Your objective:
Copy every line with the string "page" in it.

Data entries
================
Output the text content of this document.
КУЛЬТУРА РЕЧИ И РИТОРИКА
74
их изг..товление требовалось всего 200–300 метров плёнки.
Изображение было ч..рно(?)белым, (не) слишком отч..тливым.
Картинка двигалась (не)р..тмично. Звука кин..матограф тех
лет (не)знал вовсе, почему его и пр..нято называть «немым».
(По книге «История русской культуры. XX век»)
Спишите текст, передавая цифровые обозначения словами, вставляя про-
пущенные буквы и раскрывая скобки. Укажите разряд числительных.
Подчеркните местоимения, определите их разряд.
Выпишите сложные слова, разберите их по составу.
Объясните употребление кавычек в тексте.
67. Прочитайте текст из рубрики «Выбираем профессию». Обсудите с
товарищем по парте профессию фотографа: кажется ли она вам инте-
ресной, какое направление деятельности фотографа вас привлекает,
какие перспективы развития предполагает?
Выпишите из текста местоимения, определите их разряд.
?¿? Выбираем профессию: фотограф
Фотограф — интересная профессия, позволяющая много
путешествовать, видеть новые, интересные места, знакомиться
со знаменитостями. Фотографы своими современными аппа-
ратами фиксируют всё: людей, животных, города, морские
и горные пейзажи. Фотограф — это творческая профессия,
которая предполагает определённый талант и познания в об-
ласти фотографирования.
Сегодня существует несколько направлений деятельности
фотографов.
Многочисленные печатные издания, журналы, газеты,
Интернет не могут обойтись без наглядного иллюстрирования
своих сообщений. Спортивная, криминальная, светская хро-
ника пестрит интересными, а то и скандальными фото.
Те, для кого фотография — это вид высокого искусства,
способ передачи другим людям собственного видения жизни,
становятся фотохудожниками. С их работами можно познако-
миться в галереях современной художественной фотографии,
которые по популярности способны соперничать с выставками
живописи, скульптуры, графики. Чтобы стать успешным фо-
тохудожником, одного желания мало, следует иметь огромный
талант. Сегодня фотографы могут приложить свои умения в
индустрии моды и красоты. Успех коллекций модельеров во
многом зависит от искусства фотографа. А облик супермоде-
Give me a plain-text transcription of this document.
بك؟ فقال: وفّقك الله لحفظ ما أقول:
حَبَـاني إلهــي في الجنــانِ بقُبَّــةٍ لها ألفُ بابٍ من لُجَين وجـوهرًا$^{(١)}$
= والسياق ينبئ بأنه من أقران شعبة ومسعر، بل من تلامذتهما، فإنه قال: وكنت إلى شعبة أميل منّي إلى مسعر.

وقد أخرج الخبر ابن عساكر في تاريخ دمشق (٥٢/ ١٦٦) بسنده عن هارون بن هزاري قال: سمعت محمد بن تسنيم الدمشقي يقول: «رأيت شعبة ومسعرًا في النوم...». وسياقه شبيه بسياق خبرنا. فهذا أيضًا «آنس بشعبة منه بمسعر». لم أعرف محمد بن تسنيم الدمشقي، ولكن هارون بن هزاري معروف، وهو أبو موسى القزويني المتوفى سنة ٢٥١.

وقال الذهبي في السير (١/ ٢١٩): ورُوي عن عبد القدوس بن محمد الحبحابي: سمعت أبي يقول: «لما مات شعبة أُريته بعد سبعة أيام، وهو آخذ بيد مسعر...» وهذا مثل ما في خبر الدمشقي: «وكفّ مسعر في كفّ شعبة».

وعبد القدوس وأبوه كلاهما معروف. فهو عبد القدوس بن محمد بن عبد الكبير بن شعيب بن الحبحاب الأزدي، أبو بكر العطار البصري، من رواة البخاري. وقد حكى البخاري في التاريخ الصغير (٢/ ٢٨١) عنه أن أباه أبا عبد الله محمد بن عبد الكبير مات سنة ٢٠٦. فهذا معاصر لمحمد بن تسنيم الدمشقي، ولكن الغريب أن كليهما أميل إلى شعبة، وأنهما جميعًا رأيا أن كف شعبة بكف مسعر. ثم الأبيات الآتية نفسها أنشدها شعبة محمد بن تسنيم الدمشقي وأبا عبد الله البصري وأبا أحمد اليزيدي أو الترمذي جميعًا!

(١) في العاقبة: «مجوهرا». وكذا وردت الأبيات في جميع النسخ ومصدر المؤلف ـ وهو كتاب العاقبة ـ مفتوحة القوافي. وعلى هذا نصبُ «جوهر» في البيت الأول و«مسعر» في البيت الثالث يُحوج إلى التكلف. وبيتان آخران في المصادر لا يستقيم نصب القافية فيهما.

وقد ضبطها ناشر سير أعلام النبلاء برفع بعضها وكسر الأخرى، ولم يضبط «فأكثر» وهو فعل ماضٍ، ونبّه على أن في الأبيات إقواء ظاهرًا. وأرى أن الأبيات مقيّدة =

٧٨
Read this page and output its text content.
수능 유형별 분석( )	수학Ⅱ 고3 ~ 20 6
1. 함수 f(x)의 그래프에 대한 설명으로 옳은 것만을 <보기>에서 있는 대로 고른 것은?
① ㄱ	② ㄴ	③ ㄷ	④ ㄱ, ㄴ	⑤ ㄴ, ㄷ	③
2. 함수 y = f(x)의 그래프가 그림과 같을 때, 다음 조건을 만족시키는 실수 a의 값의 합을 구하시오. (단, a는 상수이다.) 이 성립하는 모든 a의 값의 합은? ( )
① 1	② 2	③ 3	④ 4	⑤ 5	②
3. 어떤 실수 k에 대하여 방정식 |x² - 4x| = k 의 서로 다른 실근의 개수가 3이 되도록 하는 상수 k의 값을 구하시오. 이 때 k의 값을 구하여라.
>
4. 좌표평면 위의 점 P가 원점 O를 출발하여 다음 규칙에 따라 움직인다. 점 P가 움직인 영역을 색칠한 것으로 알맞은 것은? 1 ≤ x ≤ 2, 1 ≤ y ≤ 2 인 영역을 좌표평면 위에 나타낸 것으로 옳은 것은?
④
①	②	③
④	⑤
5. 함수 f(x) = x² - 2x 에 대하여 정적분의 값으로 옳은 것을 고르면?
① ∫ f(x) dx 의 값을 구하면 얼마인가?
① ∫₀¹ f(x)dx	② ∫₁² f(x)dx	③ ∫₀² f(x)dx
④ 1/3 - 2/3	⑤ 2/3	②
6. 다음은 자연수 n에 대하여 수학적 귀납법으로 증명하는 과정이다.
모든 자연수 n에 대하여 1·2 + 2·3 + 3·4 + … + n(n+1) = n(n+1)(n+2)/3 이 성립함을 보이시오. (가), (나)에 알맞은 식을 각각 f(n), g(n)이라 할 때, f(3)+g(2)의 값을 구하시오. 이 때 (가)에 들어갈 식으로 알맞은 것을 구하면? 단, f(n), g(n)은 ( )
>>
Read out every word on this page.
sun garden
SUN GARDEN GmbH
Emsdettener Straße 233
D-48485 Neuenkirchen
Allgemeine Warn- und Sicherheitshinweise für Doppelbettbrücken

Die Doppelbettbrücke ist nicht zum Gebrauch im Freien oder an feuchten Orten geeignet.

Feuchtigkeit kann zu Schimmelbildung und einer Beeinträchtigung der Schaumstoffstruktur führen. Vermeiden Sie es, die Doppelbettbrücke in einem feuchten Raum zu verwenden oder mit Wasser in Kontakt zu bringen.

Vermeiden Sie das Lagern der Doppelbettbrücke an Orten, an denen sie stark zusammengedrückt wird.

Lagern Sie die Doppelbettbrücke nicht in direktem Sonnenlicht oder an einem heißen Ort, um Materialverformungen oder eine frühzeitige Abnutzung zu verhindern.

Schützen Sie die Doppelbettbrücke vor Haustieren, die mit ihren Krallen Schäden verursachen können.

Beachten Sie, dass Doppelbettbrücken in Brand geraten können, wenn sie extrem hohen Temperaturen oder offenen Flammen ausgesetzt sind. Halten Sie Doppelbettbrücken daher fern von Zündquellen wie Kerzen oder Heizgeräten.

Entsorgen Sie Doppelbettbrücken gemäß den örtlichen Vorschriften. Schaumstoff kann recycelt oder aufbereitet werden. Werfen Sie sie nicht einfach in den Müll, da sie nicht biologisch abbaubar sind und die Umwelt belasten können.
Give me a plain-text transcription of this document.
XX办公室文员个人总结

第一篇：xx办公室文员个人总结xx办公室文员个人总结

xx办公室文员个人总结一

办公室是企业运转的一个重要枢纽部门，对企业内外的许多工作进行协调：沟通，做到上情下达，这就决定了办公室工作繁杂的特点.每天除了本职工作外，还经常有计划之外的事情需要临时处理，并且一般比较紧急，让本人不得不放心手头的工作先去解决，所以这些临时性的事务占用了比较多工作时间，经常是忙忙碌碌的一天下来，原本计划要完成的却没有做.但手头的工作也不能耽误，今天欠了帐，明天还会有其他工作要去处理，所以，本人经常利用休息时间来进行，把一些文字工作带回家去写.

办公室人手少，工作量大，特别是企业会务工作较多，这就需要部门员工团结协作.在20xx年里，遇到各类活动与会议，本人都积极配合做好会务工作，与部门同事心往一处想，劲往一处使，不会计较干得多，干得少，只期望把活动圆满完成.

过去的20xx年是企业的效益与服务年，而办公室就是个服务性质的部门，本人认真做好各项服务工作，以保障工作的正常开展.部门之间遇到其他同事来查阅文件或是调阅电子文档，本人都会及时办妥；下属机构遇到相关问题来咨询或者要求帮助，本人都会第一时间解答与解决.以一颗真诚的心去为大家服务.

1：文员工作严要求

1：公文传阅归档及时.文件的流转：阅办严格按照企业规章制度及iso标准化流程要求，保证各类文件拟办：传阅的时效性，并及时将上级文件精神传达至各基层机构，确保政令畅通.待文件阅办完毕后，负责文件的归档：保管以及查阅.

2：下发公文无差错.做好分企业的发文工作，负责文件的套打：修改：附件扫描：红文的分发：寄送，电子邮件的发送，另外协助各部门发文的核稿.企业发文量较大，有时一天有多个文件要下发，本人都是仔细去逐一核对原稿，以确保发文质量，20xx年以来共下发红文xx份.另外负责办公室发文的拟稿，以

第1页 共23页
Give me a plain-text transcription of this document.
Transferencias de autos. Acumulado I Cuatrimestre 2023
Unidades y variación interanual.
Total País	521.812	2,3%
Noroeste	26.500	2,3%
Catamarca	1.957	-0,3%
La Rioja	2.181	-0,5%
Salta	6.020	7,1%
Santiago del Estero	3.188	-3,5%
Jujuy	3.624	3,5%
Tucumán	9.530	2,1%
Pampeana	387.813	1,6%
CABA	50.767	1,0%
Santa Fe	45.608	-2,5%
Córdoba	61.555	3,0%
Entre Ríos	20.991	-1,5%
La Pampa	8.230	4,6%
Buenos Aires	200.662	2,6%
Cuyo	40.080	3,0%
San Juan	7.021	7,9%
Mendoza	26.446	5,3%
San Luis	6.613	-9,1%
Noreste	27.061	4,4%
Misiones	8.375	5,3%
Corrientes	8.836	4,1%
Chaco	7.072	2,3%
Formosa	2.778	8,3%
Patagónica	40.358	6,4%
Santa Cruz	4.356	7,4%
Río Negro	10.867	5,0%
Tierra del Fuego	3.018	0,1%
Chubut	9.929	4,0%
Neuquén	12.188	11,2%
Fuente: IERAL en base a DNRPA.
================
Response to the task:
Read this page and output its text content.
Read out every word on this page.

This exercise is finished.